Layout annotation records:
************

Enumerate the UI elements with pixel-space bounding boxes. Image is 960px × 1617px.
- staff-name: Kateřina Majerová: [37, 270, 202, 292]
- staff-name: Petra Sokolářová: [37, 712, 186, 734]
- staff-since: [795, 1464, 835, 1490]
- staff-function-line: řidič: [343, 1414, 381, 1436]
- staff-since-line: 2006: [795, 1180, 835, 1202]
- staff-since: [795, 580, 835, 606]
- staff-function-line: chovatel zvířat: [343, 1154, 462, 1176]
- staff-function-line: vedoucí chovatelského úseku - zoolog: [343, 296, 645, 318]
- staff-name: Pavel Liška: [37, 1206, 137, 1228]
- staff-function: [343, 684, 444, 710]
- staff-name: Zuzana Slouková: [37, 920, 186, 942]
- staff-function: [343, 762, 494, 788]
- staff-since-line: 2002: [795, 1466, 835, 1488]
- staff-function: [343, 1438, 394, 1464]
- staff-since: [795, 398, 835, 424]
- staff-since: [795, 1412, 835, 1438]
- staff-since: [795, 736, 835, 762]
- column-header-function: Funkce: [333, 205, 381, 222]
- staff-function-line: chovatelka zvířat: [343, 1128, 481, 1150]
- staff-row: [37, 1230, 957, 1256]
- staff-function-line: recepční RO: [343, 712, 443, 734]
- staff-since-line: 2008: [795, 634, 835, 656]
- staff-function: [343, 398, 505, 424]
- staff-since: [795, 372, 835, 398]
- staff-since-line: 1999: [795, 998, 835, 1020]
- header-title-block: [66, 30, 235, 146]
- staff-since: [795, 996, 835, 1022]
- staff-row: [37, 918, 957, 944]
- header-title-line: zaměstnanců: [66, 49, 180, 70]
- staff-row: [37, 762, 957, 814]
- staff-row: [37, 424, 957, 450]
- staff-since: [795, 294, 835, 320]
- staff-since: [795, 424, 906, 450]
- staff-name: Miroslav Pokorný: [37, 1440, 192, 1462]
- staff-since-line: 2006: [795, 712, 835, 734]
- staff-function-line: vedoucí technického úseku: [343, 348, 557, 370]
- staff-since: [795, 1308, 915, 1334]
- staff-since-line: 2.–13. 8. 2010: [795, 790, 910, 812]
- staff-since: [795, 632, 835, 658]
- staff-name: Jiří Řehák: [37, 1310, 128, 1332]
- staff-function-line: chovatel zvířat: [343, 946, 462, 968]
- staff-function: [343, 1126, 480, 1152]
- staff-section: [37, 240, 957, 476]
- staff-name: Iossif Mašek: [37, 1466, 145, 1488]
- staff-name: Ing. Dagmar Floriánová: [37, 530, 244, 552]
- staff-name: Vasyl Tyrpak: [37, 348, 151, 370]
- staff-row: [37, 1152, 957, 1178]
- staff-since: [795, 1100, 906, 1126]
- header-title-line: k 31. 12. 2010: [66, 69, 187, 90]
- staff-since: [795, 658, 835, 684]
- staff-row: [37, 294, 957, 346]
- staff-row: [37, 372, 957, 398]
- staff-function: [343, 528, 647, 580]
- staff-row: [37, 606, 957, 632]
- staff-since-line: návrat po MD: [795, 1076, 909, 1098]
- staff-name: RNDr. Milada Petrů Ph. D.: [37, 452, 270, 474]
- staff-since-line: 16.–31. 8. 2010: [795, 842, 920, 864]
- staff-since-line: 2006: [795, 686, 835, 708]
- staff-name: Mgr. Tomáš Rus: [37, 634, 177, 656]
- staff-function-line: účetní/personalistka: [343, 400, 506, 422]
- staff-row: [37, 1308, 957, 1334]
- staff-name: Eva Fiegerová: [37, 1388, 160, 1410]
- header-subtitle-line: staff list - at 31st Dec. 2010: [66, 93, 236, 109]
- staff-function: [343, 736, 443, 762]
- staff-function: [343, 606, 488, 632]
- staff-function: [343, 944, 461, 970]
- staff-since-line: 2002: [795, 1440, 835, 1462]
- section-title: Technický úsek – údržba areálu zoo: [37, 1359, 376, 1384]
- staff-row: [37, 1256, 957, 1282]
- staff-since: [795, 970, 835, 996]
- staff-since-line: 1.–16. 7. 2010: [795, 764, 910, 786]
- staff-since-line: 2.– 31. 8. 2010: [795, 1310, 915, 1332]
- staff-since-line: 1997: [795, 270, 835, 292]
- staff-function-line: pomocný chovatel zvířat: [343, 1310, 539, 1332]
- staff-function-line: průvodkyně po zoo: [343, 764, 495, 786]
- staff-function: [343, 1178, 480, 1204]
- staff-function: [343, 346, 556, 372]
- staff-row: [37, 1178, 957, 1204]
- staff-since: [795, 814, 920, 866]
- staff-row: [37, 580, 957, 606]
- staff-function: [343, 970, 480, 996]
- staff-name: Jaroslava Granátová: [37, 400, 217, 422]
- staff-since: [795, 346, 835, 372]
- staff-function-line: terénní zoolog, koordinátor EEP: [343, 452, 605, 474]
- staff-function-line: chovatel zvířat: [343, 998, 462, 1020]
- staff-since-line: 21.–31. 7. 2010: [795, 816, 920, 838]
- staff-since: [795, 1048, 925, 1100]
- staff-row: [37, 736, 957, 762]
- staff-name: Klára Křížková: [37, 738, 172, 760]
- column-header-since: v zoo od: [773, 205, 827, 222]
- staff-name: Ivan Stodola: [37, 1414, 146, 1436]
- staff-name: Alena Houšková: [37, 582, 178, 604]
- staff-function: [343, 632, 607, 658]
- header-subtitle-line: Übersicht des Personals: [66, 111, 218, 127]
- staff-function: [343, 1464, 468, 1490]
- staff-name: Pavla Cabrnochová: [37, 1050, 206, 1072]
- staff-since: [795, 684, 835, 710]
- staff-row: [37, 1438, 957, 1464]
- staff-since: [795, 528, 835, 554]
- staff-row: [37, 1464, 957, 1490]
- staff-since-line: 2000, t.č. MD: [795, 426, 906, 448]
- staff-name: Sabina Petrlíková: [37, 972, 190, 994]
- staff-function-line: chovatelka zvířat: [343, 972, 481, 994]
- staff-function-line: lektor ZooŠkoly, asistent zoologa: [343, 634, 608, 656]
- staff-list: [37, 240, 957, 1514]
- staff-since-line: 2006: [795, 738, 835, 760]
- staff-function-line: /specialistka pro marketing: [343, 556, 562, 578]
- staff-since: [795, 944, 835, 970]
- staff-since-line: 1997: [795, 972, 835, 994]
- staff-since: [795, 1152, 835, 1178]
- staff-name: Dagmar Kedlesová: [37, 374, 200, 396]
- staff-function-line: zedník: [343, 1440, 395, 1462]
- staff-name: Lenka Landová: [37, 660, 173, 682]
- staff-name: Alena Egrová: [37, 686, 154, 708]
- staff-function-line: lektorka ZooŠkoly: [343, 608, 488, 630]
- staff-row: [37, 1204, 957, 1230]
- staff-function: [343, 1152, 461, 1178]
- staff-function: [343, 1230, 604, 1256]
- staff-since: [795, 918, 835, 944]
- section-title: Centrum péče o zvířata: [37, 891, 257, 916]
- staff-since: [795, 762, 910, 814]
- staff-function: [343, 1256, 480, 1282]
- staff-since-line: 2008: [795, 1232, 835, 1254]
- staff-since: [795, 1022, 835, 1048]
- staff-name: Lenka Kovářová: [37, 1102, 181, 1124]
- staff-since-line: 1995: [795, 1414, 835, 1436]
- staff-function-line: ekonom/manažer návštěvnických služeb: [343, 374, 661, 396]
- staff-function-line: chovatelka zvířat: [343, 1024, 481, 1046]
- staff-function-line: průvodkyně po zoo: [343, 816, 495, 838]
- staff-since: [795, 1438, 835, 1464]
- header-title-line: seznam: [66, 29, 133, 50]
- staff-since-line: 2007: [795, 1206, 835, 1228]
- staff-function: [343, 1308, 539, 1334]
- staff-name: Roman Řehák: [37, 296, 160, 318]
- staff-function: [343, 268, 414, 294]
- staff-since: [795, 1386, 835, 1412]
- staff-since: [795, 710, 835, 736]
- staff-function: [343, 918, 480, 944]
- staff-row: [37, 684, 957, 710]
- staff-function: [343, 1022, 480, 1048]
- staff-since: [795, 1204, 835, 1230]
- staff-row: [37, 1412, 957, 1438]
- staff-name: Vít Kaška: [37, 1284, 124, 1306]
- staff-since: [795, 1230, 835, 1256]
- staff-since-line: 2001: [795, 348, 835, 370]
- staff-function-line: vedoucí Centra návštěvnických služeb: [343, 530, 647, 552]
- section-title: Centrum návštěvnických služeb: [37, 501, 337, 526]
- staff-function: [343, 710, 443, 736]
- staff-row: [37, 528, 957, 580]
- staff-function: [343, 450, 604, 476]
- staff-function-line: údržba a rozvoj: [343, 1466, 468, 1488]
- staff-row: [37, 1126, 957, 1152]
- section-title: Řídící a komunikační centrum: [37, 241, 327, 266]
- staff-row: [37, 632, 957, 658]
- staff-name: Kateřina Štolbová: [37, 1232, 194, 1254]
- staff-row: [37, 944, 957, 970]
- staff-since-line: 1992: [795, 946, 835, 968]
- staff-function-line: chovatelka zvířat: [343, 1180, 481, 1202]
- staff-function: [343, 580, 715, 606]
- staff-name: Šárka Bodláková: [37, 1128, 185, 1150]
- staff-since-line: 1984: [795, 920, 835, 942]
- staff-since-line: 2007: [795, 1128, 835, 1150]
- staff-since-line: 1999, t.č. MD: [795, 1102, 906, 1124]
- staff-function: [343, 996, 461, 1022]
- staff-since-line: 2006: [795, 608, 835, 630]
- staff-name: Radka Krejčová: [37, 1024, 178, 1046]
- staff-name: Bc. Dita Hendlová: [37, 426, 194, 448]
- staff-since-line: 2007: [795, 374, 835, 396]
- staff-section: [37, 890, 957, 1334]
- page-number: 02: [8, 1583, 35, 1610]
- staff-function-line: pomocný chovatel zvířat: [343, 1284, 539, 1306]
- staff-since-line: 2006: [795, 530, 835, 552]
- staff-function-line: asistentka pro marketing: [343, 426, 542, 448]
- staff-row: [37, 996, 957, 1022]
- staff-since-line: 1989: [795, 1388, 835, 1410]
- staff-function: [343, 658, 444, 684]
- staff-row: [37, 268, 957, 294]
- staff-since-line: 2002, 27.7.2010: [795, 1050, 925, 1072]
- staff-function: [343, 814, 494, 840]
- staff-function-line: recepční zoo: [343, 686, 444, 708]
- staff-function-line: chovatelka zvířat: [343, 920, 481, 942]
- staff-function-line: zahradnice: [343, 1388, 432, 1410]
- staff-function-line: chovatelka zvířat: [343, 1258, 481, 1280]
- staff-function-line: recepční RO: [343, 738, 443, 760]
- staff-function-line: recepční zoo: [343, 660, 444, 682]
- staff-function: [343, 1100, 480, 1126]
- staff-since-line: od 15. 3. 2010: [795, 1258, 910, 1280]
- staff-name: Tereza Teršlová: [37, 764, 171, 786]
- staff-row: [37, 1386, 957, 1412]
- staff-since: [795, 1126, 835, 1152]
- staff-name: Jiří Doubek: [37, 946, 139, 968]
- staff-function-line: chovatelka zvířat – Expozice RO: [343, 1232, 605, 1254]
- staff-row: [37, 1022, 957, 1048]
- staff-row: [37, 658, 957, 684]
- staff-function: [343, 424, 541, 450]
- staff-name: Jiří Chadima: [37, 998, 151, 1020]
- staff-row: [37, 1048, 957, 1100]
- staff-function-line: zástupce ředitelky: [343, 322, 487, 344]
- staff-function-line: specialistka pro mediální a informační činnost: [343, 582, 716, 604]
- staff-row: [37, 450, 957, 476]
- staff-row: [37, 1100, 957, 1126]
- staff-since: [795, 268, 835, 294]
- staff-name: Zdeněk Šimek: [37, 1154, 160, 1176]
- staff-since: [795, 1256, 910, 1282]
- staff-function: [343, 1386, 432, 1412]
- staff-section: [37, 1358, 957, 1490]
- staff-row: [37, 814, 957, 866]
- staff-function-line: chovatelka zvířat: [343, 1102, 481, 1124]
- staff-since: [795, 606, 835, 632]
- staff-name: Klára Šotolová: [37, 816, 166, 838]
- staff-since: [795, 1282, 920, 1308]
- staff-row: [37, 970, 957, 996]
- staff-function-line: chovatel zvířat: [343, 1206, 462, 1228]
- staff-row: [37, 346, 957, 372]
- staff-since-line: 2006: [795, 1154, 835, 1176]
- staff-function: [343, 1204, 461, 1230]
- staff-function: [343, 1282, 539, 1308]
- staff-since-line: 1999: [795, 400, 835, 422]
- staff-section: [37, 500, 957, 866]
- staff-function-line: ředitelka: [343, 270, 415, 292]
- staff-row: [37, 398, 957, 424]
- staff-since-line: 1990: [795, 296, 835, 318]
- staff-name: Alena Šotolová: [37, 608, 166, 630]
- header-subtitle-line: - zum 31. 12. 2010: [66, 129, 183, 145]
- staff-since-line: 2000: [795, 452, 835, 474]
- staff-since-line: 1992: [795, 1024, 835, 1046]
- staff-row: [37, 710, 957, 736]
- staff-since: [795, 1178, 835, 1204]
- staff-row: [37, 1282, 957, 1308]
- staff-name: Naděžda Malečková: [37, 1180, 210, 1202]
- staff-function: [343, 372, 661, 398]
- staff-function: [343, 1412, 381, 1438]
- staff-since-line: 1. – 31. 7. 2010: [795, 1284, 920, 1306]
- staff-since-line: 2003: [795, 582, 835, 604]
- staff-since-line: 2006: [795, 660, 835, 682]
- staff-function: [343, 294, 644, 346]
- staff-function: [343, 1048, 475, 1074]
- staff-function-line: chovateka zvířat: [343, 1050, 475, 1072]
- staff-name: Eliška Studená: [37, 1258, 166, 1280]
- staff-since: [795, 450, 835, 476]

************

Please return the records from the very start through the line containing "- staff-since: [795, 580, 835, 606]", both ends included, reproduced character for character.

▶ _Solution below_
Enumerate the UI elements with pixel-space bounding boxes. Image is 960px × 1617px.
- staff-name: Kateřina Majerová: [37, 270, 202, 292]
- staff-name: Petra Sokolářová: [37, 712, 186, 734]
- staff-since: [795, 1464, 835, 1490]
- staff-function-line: řidič: [343, 1414, 381, 1436]
- staff-since-line: 2006: [795, 1180, 835, 1202]
- staff-since: [795, 580, 835, 606]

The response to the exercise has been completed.